TASK TO COMPLETE: Copy out the lines from the one with "Localize each UI" to the one with "chart-title: K temporisation [324,34,670,79]", without changing anything.

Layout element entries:
>> BEGIN
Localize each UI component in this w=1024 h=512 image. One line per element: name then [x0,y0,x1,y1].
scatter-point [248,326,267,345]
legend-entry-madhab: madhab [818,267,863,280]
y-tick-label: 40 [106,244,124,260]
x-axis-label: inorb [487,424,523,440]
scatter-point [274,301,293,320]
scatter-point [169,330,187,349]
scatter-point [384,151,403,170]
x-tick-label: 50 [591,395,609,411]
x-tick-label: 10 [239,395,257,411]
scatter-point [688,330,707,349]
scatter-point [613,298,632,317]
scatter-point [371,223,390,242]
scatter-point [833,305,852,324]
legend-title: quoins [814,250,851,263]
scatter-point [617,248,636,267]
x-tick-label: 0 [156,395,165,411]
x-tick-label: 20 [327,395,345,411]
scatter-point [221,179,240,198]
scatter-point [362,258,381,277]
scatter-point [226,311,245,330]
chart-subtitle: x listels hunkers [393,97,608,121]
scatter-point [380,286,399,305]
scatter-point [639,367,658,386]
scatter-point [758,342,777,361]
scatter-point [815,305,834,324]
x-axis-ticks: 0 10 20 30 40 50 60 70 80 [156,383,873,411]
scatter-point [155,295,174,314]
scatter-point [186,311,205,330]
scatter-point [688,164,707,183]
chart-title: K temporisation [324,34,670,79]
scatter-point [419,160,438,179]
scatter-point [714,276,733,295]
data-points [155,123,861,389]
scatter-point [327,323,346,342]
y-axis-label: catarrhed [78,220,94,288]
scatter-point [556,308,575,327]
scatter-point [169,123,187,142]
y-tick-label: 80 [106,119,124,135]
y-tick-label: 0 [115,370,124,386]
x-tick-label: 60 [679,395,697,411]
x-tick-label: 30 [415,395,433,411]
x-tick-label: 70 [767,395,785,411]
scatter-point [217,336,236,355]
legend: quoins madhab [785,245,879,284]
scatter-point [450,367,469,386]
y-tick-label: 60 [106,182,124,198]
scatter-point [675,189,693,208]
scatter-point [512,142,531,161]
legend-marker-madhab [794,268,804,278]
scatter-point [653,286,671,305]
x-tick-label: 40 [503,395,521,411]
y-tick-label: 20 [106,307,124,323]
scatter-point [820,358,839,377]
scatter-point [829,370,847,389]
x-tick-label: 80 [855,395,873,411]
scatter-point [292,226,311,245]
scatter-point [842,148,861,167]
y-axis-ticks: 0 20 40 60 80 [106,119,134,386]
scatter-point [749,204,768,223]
>> END
>> BEGIN
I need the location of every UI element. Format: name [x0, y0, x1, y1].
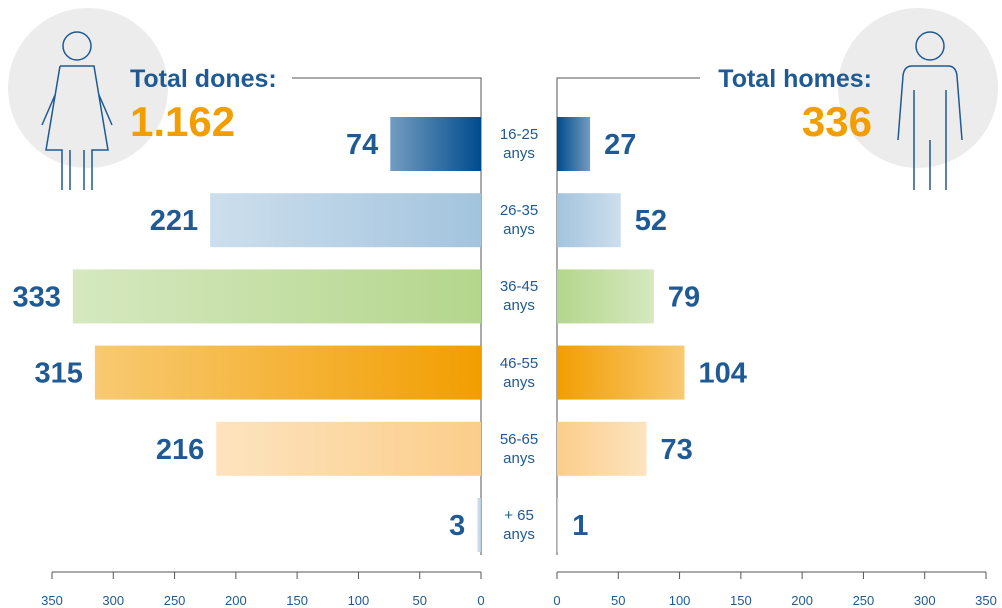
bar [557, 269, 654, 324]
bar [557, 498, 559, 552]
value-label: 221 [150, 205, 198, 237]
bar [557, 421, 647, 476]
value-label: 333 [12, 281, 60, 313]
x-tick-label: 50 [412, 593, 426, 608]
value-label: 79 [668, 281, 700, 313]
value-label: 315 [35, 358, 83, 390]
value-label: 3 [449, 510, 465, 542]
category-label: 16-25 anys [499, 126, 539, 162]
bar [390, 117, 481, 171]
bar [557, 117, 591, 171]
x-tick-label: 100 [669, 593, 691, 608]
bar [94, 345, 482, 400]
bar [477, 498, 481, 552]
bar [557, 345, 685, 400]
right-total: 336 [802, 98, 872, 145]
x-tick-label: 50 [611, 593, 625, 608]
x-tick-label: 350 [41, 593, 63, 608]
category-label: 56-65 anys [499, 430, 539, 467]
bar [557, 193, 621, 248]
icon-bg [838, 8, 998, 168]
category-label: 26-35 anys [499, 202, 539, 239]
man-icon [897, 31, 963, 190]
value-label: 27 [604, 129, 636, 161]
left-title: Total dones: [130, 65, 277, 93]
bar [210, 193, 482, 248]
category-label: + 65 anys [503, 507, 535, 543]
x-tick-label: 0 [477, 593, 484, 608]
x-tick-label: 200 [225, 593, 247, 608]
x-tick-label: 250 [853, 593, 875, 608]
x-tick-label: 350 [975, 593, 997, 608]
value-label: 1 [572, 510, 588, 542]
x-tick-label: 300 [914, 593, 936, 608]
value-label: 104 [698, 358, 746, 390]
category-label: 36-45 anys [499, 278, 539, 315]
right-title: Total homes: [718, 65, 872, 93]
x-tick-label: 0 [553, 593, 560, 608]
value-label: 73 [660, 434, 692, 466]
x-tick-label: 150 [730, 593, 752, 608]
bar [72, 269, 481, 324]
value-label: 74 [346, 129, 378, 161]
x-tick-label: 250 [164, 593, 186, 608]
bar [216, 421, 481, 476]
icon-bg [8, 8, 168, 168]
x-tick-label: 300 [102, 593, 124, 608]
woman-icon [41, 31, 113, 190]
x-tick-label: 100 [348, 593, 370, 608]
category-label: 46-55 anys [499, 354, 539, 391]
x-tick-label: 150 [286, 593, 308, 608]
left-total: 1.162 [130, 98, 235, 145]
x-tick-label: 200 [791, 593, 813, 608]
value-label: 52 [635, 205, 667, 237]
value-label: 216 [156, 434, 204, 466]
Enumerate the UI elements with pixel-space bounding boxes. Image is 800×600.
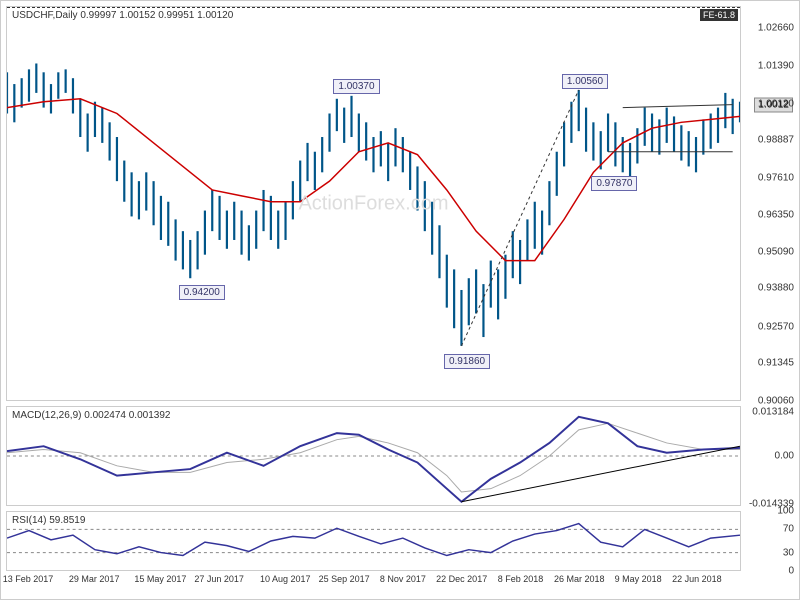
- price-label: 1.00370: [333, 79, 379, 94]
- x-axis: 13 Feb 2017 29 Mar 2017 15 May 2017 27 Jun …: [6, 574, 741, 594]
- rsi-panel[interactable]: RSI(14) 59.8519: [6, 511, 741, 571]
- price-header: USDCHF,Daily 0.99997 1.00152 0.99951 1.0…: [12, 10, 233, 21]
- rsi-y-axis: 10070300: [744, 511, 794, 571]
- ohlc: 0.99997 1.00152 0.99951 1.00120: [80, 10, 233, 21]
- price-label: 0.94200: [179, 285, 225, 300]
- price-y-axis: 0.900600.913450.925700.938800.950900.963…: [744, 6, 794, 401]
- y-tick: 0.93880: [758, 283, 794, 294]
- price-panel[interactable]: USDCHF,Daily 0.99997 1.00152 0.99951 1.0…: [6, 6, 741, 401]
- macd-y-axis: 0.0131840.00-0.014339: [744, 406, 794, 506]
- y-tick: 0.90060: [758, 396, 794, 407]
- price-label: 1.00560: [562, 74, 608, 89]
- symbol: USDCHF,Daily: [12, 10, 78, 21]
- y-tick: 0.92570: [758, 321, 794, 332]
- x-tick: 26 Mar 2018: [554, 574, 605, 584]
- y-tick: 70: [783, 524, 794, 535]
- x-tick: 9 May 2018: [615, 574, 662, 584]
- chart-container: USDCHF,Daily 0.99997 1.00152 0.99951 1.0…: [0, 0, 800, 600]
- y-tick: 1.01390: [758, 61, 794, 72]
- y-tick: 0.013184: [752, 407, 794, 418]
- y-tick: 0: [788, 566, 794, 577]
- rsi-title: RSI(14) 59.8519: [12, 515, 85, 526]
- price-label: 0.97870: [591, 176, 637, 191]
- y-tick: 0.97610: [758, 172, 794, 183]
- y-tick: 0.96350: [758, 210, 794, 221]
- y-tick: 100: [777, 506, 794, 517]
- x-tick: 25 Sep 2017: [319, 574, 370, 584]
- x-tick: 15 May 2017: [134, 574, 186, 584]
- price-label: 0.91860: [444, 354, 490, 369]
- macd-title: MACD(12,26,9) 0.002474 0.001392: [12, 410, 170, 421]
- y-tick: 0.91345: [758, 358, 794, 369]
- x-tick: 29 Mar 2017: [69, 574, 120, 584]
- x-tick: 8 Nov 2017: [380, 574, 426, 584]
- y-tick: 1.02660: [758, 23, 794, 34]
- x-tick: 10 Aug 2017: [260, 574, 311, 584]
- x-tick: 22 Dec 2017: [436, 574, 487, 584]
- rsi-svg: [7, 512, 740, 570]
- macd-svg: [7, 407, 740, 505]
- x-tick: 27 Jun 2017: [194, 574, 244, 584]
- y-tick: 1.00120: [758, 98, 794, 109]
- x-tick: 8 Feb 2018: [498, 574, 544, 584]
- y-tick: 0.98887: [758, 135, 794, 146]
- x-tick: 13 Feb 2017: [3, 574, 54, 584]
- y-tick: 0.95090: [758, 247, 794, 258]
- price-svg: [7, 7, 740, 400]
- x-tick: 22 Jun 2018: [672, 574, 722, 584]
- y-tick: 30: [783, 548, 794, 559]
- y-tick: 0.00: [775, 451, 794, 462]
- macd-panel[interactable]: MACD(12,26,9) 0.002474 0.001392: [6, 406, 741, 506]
>> END
OUTPUT OF THE TASK:
Localize each UI component in this w=1024 h=512 image. One line per element: name then [x0,y0,x1,y1].
scatter-point [248,326,267,345]
legend-entry-madhab: madhab [818,267,863,280]
y-tick-label: 40 [106,244,124,260]
x-axis-label: inorb [487,424,523,440]
scatter-point [274,301,293,320]
scatter-point [169,330,187,349]
scatter-point [384,151,403,170]
x-tick-label: 50 [591,395,609,411]
x-tick-label: 10 [239,395,257,411]
scatter-point [688,330,707,349]
scatter-point [613,298,632,317]
scatter-point [371,223,390,242]
scatter-point [833,305,852,324]
legend-title: quoins [814,250,851,263]
scatter-point [617,248,636,267]
x-tick-label: 0 [156,395,165,411]
x-tick-label: 20 [327,395,345,411]
scatter-point [221,179,240,198]
scatter-point [362,258,381,277]
scatter-point [226,311,245,330]
chart-subtitle: x listels hunkers [393,97,608,121]
scatter-point [380,286,399,305]
scatter-point [639,367,658,386]
scatter-point [758,342,777,361]
scatter-point [815,305,834,324]
x-axis-ticks: 0 10 20 30 40 50 60 70 80 [156,383,873,411]
scatter-point [155,295,174,314]
scatter-point [186,311,205,330]
scatter-point [688,164,707,183]
chart-title: K temporisation [324,34,670,79]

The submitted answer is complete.